Task statement
Your task is to copy the listing exactly. Drop any pictures from the copy.

Material
#####

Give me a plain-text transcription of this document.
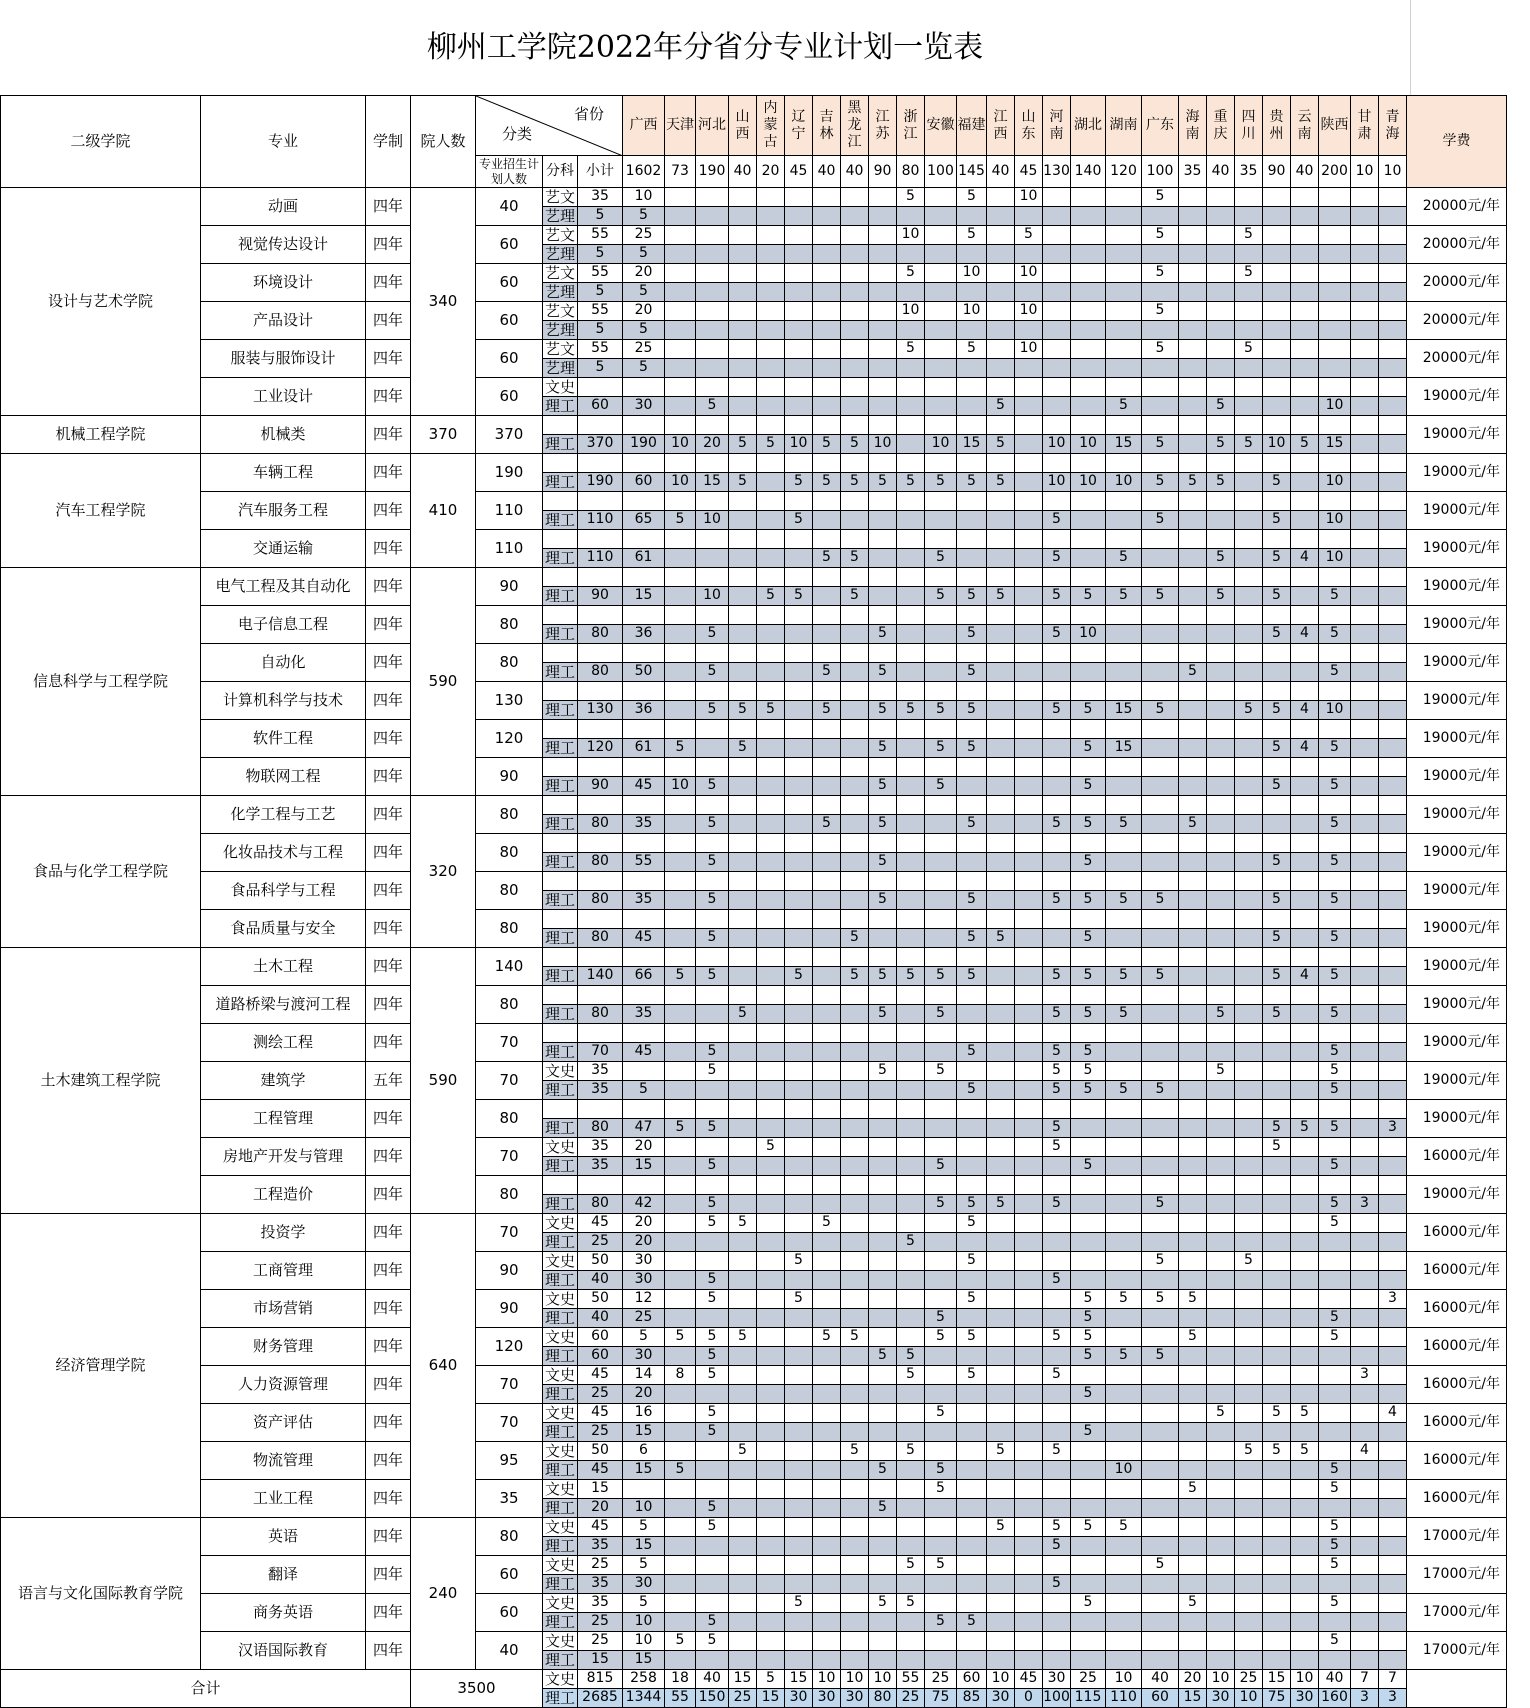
柳州工学院2022年分省分专业计划一览表
二级学院	专业	学制	院人数	省份
分类			广西	天津	河北	山西	内蒙古	辽宁	吉林	黑龙江	江苏	浙江	安徽	福建	江西	山东	河南	湖北	湖南	广东	海南	重庆	四川	贵州	云南	陕西	甘肃	青海	学费
				专业招生计划人数	分科	小计	1602	73	190	40	20	45	40	40	90	80	100	145	40	45	130	140	120	100	35	40	35	90	40	200	10	10	
设计与艺术学院	动画	四年	340	40	艺文	35	10									5		5		10				5									20000元/年
					艺理	5	5																										
	视觉传达设计	四年		60	艺文	55	25									10		5		5				5			5						20000元/年
					艺理	5	5																										
	环境设计	四年		60	艺文	55	20									5		10		10				5			5						20000元/年
					艺理	5	5																										
	产品设计	四年		60	艺文	55	20									10		10		10				5									20000元/年
					艺理	5	5																										
	服装与服饰设计	四年		60	艺文	55	25									5		5		10				5			5						20000元/年
					艺理	5	5																										
	工业设计	四年		60	文史																												19000元/年
					理工	60	30		5										5				5			5				10			
机械工程学院	机械类	四年	370	370																													19000元/年
					理工	370	190	10	20	5	5	10	5	5	10		10	15	5		10	10	15	5		5	5	10	5	15			
汽车工程学院	车辆工程	四年	410	190																													19000元/年
					理工	190	60	10	15	5		5	5	5	5	5	5	5	5		10	10	10	5	5	5		5		10			
	汽车服务工程	四年		110																													19000元/年
					理工	110	65	5	10			5									5			5				5		10			
	交通运输	四年		110																													19000元/年
					理工	110	61						5	5			5				5		5			5		5	4	10			
信息科学与工程学院	电气工程及其自动化	四年	590	90																													19000元/年
					理工	90	15		10		5	5		5			5	5	5		5	5	5	5		5		5		5			
	电子信息工程	四年		80																													19000元/年
					理工	80	36		5						5			5			5	10						5	4	5			
	自动化	四年		80																													19000元/年
					理工	80	50		5				5		5			5							5					5			
	计算机科学与技术	四年		130																													19000元/年
					理工	130	36		5	5	5		5		5	5	5	5			5	5	15	5			5	5	4	10			
	软件工程	四年		120																													19000元/年
					理工	120	61	5		5					5		5	5				5	15					5	4	5			
	物联网工程	四年		90																													19000元/年
					理工	90	45	10	5						5		5					5						5		5			
食品与化学工程学院	化学工程与工艺	四年	320	80																													19000元/年
					理工	80	35		5				5		5			5			5	5	5		5					5			
	化妆品技术与工程	四年		80																													19000元/年
					理工	80	55		5						5							5						5		5			
	食品科学与工程	四年		80																													19000元/年
					理工	80	35		5						5			5			5	5	5	5				5		5			
	食品质量与安全	四年		80																													19000元/年
					理工	80	45		5					5				5	5			5						5		5			
土木建筑工程学院	土木工程	四年	590	140																													19000元/年
					理工	140	66	5	5			5		5	5	5	5	5			5	5	5	5				5	4	5			
	道路桥梁与渡河工程	四年		80																													19000元/年
					理工	80	35			5					5		5				5	5	5			5		5		5			
	测绘工程	四年		70																													19000元/年
					理工	70	45		5									5			5	5								5			
	建筑学	五年		70	文史	35			5						5		5				5	5				5				5			19000元/年
					理工	35	5											5			5	5	5	5						5			
	工程管理	四年		80																													19000元/年
					理工	80	47	5	5												5							5	5	5		3	
	房地产开发与管理	四年		70	文史	35	20				5										5							5					16000元/年
					理工	35	15		5								5					5								5			
	工程造价	四年		80																													19000元/年
					理工	80	42		5								5	5	5		5			5						5	3		
经济管理学院	投资学	四年	640	70	文史	45	20		5	5			5					5												5			16000元/年
					理工	25	20									5																	
	工商管理	四年		90	文史	50	30					5						5						5			5						16000元/年
					理工	40	30		5												5												
	市场营销	四年		90	文史	50	12		5			5						5				5	5	5	5							3	16000元/年
					理工	40	25										5					5								5			
	财务管理	四年		120	文史	60	5	5	5	5			5	5			5	5			5	5			5					5			16000元/年
					理工	60	30		5						5	5						5	5	5									
	人力资源管理	四年		70	文史	45	14	8	5							5		5			5										3		16000元/年
					理工	25	20															5											
	资产评估	四年		70	文史	45	16		5								5									5		5	5			4	16000元/年
					理工	25	15		5													5											
	物流管理	四年		95	文史	50	6			5				5		5			5		5						5	5	5		4		16000元/年
					理工	45	15	5							5		5						10							5			
	工业工程	四年		35	文史	15											5								5					5			16000元/年
					理工	20	10		5						5																		
语言与文化国际教育学院	英语	四年	240	80	文史	45	5		5										5		5	5	5							5			17000元/年
					理工	35	15														5									5			
	翻译	四年		60	文史	25	5									5	5							5						5			17000元/年
					理工	35	30														5												
	商务英语	四年		60	文史	35	5					5			5	5						5			5					5			17000元/年
					理工	25	10		5								5	5															
	汉语国际教育	四年		40	文史	25	10	5	5																					5			17000元/年
					理工	15	15																										
合计			3500		文史	815	258	18	40	15	5	15	10	10	10	55	25	60	10	45	30	25	10	40	20	10	25	15	10	40	7	7	
					理工	2685	1344	55	150	25	15	30	30	30	80	25	75	85	30	0	100	115	110	60	15	30	10	75	30	160	3	3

#####

Finished answer
Give me a plain-text transcription of this document.
柳州工学院2022年分省分专业计划一览表
二级学院	专业	学制	院人数	省份
分类			广西	天津	河北	山西	内蒙古	辽宁	吉林	黑龙江	江苏	浙江	安徽	福建	江西	山东	河南	湖北	湖南	广东	海南	重庆	四川	贵州	云南	陕西	甘肃	青海	学费
				专业招生计划人数	分科	小计	1602	73	190	40	20	45	40	40	90	80	100	145	40	45	130	140	120	100	35	40	35	90	40	200	10	10	
设计与艺术学院	动画	四年	340	40	艺文	35	10									5		5		10				5									20000元/年
					艺理	5	5																										
	视觉传达设计	四年		60	艺文	55	25									10		5		5				5			5						20000元/年
					艺理	5	5																										
	环境设计	四年		60	艺文	55	20									5		10		10				5			5						20000元/年
					艺理	5	5																										
	产品设计	四年		60	艺文	55	20									10		10		10				5									20000元/年
					艺理	5	5																										
	服装与服饰设计	四年		60	艺文	55	25									5		5		10				5			5						20000元/年
					艺理	5	5																										
	工业设计	四年		60	文史																												19000元/年
					理工	60	30		5										5				5			5				10			
机械工程学院	机械类	四年	370	370																													19000元/年
					理工	370	190	10	20	5	5	10	5	5	10		10	15	5		10	10	15	5		5	5	10	5	15			
汽车工程学院	车辆工程	四年	410	190																													19000元/年
					理工	190	60	10	15	5		5	5	5	5	5	5	5	5		10	10	10	5	5	5		5		10			
	汽车服务工程	四年		110																													19000元/年
					理工	110	65	5	10			5									5			5				5		10			
	交通运输	四年		110																													19000元/年
					理工	110	61						5	5			5				5		5			5		5	4	10			
信息科学与工程学院	电气工程及其自动化	四年	590	90																													19000元/年
					理工	90	15		10		5	5		5			5	5	5		5	5	5	5		5		5		5			
	电子信息工程	四年		80																													19000元/年
					理工	80	36		5						5			5			5	10						5	4	5			
	自动化	四年		80																													19000元/年
					理工	80	50		5				5		5			5							5					5			
	计算机科学与技术	四年		130																													19000元/年
					理工	130	36		5	5	5		5		5	5	5	5			5	5	15	5			5	5	4	10			
	软件工程	四年		120																													19000元/年
					理工	120	61	5		5					5		5	5				5	15					5	4	5			
	物联网工程	四年		90																													19000元/年
					理工	90	45	10	5						5		5					5						5		5			
食品与化学工程学院	化学工程与工艺	四年	320	80																													19000元/年
					理工	80	35		5				5		5			5			5	5	5		5					5			
	化妆品技术与工程	四年		80																													19000元/年
					理工	80	55		5						5							5						5		5			
	食品科学与工程	四年		80																													19000元/年
					理工	80	35		5						5			5			5	5	5	5				5		5			
	食品质量与安全	四年		80																													19000元/年
					理工	80	45		5					5				5	5			5						5		5			
土木建筑工程学院	土木工程	四年	590	140																													19000元/年
					理工	140	66	5	5			5		5	5	5	5	5			5	5	5	5				5	4	5			
	道路桥梁与渡河工程	四年		80																													19000元/年
					理工	80	35			5					5		5				5	5	5			5		5		5			
	测绘工程	四年		70																													19000元/年
					理工	70	45		5									5			5	5								5			
	建筑学	五年		70	文史	35			5						5		5				5	5				5				5			19000元/年
					理工	35	5											5			5	5	5	5						5			
	工程管理	四年		80																													19000元/年
					理工	80	47	5	5												5							5	5	5		3	
	房地产开发与管理	四年		70	文史	35	20				5										5							5					16000元/年
					理工	35	15		5								5					5								5			
	工程造价	四年		80																													19000元/年
					理工	80	42		5								5	5	5		5			5						5	3		
经济管理学院	投资学	四年	640	70	文史	45	20		5	5			5					5												5			16000元/年
					理工	25	20									5																	
	工商管理	四年		90	文史	50	30					5						5						5			5						16000元/年
					理工	40	30		5												5												
	市场营销	四年		90	文史	50	12		5			5						5				5	5	5	5							3	16000元/年
					理工	40	25										5					5								5			
	财务管理	四年		120	文史	60	5	5	5	5			5	5			5	5			5	5			5					5			16000元/年
					理工	60	30		5						5	5						5	5	5									
	人力资源管理	四年		70	文史	45	14	8	5							5		5			5										3		16000元/年
					理工	25	20															5											
	资产评估	四年		70	文史	45	16		5								5									5		5	5			4	16000元/年
					理工	25	15		5													5											
	物流管理	四年		95	文史	50	6			5				5		5			5		5						5	5	5		4		16000元/年
					理工	45	15	5							5		5						10							5			
	工业工程	四年		35	文史	15											5								5					5			16000元/年
					理工	20	10		5						5																		
语言与文化国际教育学院	英语	四年	240	80	文史	45	5		5										5		5	5	5							5			17000元/年
					理工	35	15														5									5			
	翻译	四年		60	文史	25	5									5	5							5						5			17000元/年
					理工	35	30														5												
	商务英语	四年		60	文史	35	5					5			5	5						5			5					5			17000元/年
					理工	25	10		5								5	5															
	汉语国际教育	四年		40	文史	25	10	5	5																					5			17000元/年
					理工	15	15																										
合计			3500		文史	815	258	18	40	15	5	15	10	10	10	55	25	60	10	45	30	25	10	40	20	10	25	15	10	40	7	7	
					理工	2685	1344	55	150	25	15	30	30	30	80	25	75	85	30	0	100	115	110	60	15	30	10	75	30	160	3	3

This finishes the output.